Write out the entries verbatim and leave the images out of the copy.

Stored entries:
========================================================================
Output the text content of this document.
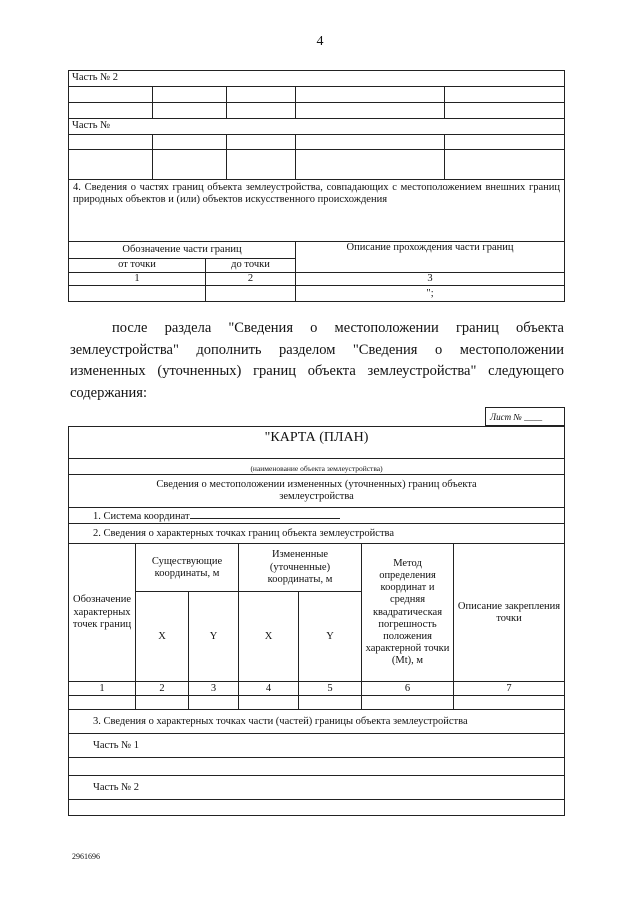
4
Часть № 2					

Часть №					

4. Сведения о частях границ объекта землеустройства, совпадающих с местоположением внешних границ природных объектов и (или) объектов искусственного происхождения					
Обозначение части границ				Описание прохождения части границ	
от точки		до точки			
1		2		3	
				";	
после раздела "Сведения о местоположении границ объекта землеустройства" дополнить разделом "Сведения о местоположении измененных (уточненных) границ объекта землеустройства" следующего содержания:
Лист № ____
"КАРТА (ПЛАН)						
(наименование объекта землеустройства)						
Сведения о местоположении измененных (уточненных) границ объекта землеустройства						
1. Система координат						
2. Сведения о характерных точках границ объекта землеустройства						
Обозначение характерных точек границ	Существующие координаты, м		Измененные (уточненные) координаты, м		Метод определения координат и средняя квадратическая погрешность положения характерной точки (Mt), м	Описание закрепления точки
	X	Y	X	Y		
1	2	3	4	5	6	7

3. Сведения о характерных точках части (частей) границы объекта землеустройства						
Часть № 1						

Часть № 2						

2961696
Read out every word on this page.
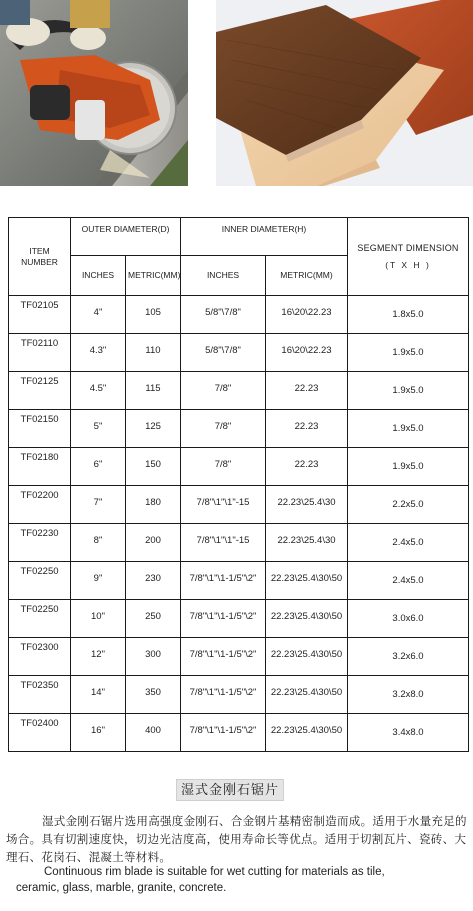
ITEM NUMBER	OUTER DIAMETER(D)		INNER DIAMETER(H)		SEGMENT DIMENSION
(T X H )

	INCHES	METRIC(MM)	INCHES	METRIC(MM)	
TF02105	4"	105	5/8"\7/8"	16\20\22.23	1.8x5.0
TF02110	4.3"	110	5/8"\7/8"	16\20\22.23	1.9x5.0
TF02125	4.5"	115	7/8"	22.23	1.9x5.0
TF02150	5"	125	7/8"	22.23	1.9x5.0
TF02180	6"	150	7/8"	22.23	1.9x5.0
TF02200	7"	180	7/8"\1"\1"-15	22.23\25.4\30	2.2x5.0
TF02230	8"	200	7/8"\1"\1"-15	22.23\25.4\30	2.4x5.0
TF02250	9"	230	7/8"\1"\1-1/5"\2"	22.23\25.4\30\50	2.4x5.0
TF02250	10"	250	7/8"\1"\1-1/5"\2"	22.23\25.4\30\50	3.0x6.0
TF02300	12"	300	7/8"\1"\1-1/5"\2"	22.23\25.4\30\50	3.2x6.0
TF02350	14"	350	7/8"\1"\1-1/5"\2"	22.23\25.4\30\50	3.2x8.0
TF02400	16"	400	7/8"\1"\1-1/5"\2"	22.23\25.4\30\50	3.4x8.0
湿式金刚石锯片

湿式金刚石锯片选用高强度金刚石、合金钢片基精密制造而成。适用于水量充足的场合。具有切割速度快，切边光洁度高，使用寿命长等优点。适用于切割瓦片、瓷砖、大理石、花岗石、混凝土等材料。

Continuous rim blade is suitable for wet cutting for materials as tile,
ceramic, glass, marble, granite, concrete.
========================================================================
== The output ==
Output the text content of this document.
4
Часть № 2					

Часть №					

4. Сведения о частях границ объекта землеустройства, совпадающих с местоположением внешних границ природных объектов и (или) объектов искусственного происхождения					
Обозначение части границ				Описание прохождения части границ	
от точки		до точки			
1		2		3	
				";	
после раздела "Сведения о местоположении границ объекта землеустройства" дополнить разделом "Сведения о местоположении измененных (уточненных) границ объекта землеустройства" следующего содержания:
Лист № ____
"КАРТА (ПЛАН)						
(наименование объекта землеустройства)						
Сведения о местоположении измененных (уточненных) границ объекта землеустройства						
1. Система координат						
2. Сведения о характерных точках границ объекта землеустройства						
Обозначение характерных точек границ	Существующие координаты, м		Измененные (уточненные) координаты, м		Метод определения координат и средняя квадратическая погрешность положения характерной точки (Mt), м	Описание закрепления точки
	X	Y	X	Y		
1	2	3	4	5	6	7

3. Сведения о характерных точках части (частей) границы объекта землеустройства						
Часть № 1						

Часть № 2						

2961696
Read out every word on this page.
ITEM NUMBER	OUTER DIAMETER(D)		INNER DIAMETER(H)		SEGMENT DIMENSION
(T X H )

	INCHES	METRIC(MM)	INCHES	METRIC(MM)	
TF02105	4"	105	5/8"\7/8"	16\20\22.23	1.8x5.0
TF02110	4.3"	110	5/8"\7/8"	16\20\22.23	1.9x5.0
TF02125	4.5"	115	7/8"	22.23	1.9x5.0
TF02150	5"	125	7/8"	22.23	1.9x5.0
TF02180	6"	150	7/8"	22.23	1.9x5.0
TF02200	7"	180	7/8"\1"\1"-15	22.23\25.4\30	2.2x5.0
TF02230	8"	200	7/8"\1"\1"-15	22.23\25.4\30	2.4x5.0
TF02250	9"	230	7/8"\1"\1-1/5"\2"	22.23\25.4\30\50	2.4x5.0
TF02250	10"	250	7/8"\1"\1-1/5"\2"	22.23\25.4\30\50	3.0x6.0
TF02300	12"	300	7/8"\1"\1-1/5"\2"	22.23\25.4\30\50	3.2x6.0
TF02350	14"	350	7/8"\1"\1-1/5"\2"	22.23\25.4\30\50	3.2x8.0
TF02400	16"	400	7/8"\1"\1-1/5"\2"	22.23\25.4\30\50	3.4x8.0
湿式金刚石锯片

湿式金刚石锯片选用高强度金刚石、合金钢片基精密制造而成。适用于水量充足的场合。具有切割速度快，切边光洁度高，使用寿命长等优点。适用于切割瓦片、瓷砖、大理石、花岗石、混凝土等材料。

Continuous rim blade is suitable for wet cutting for materials as tile,
ceramic, glass, marble, granite, concrete.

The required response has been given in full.